··· Record extracts ···

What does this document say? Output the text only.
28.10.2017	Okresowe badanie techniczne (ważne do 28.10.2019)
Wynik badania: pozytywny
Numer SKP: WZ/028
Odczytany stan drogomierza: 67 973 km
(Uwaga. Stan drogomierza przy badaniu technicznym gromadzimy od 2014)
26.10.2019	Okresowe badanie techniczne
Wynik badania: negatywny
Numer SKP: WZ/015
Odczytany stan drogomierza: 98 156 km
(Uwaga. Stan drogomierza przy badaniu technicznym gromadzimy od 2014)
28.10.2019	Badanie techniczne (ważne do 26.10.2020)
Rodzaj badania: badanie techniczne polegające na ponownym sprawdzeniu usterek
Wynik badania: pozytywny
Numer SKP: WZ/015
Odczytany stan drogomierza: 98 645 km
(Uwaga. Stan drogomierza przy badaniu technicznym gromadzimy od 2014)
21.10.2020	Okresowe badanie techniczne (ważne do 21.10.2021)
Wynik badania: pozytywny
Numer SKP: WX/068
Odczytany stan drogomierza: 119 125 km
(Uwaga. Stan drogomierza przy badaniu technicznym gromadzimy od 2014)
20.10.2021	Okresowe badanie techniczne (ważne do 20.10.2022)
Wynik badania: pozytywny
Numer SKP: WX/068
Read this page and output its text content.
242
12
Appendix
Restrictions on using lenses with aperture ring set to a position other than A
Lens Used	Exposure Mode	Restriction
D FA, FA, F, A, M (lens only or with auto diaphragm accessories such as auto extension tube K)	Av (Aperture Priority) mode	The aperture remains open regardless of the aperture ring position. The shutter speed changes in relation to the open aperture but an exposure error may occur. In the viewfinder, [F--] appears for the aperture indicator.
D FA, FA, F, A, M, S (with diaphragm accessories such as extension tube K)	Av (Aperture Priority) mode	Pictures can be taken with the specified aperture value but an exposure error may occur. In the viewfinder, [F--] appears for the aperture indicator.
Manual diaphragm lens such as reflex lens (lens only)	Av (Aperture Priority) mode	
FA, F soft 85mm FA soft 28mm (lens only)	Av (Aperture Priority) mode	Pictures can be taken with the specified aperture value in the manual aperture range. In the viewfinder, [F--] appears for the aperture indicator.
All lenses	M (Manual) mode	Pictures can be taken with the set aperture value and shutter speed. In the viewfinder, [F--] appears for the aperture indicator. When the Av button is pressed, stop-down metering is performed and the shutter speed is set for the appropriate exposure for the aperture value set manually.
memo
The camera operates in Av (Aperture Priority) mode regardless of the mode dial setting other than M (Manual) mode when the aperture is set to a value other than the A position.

···

▸ Goal
Copy the data above in full, character for character.

▸ Answer to the problem
What does this document say? Output the text only.
28.10.2017	Okresowe badanie techniczne (ważne do 28.10.2019)
Wynik badania: pozytywny
Numer SKP: WZ/028
Odczytany stan drogomierza: 67 973 km
(Uwaga. Stan drogomierza przy badaniu technicznym gromadzimy od 2014)
26.10.2019	Okresowe badanie techniczne
Wynik badania: negatywny
Numer SKP: WZ/015
Odczytany stan drogomierza: 98 156 km
(Uwaga. Stan drogomierza przy badaniu technicznym gromadzimy od 2014)
28.10.2019	Badanie techniczne (ważne do 26.10.2020)
Rodzaj badania: badanie techniczne polegające na ponownym sprawdzeniu usterek
Wynik badania: pozytywny
Numer SKP: WZ/015
Odczytany stan drogomierza: 98 645 km
(Uwaga. Stan drogomierza przy badaniu technicznym gromadzimy od 2014)
21.10.2020	Okresowe badanie techniczne (ważne do 21.10.2021)
Wynik badania: pozytywny
Numer SKP: WX/068
Odczytany stan drogomierza: 119 125 km
(Uwaga. Stan drogomierza przy badaniu technicznym gromadzimy od 2014)
20.10.2021	Okresowe badanie techniczne (ważne do 20.10.2022)
Wynik badania: pozytywny
Numer SKP: WX/068
Read this page and output its text content.
242
12
Appendix
Restrictions on using lenses with aperture ring set to a position other than A
Lens Used	Exposure Mode	Restriction
D FA, FA, F, A, M (lens only or with auto diaphragm accessories such as auto extension tube K)	Av (Aperture Priority) mode	The aperture remains open regardless of the aperture ring position. The shutter speed changes in relation to the open aperture but an exposure error may occur. In the viewfinder, [F--] appears for the aperture indicator.
D FA, FA, F, A, M, S (with diaphragm accessories such as extension tube K)	Av (Aperture Priority) mode	Pictures can be taken with the specified aperture value but an exposure error may occur. In the viewfinder, [F--] appears for the aperture indicator.
Manual diaphragm lens such as reflex lens (lens only)	Av (Aperture Priority) mode	
FA, F soft 85mm FA soft 28mm (lens only)	Av (Aperture Priority) mode	Pictures can be taken with the specified aperture value in the manual aperture range. In the viewfinder, [F--] appears for the aperture indicator.
All lenses	M (Manual) mode	Pictures can be taken with the set aperture value and shutter speed. In the viewfinder, [F--] appears for the aperture indicator. When the Av button is pressed, stop-down metering is performed and the shutter speed is set for the appropriate exposure for the aperture value set manually.
memo
The camera operates in Av (Aperture Priority) mode regardless of the mode dial setting other than M (Manual) mode when the aperture is set to a value other than the A position.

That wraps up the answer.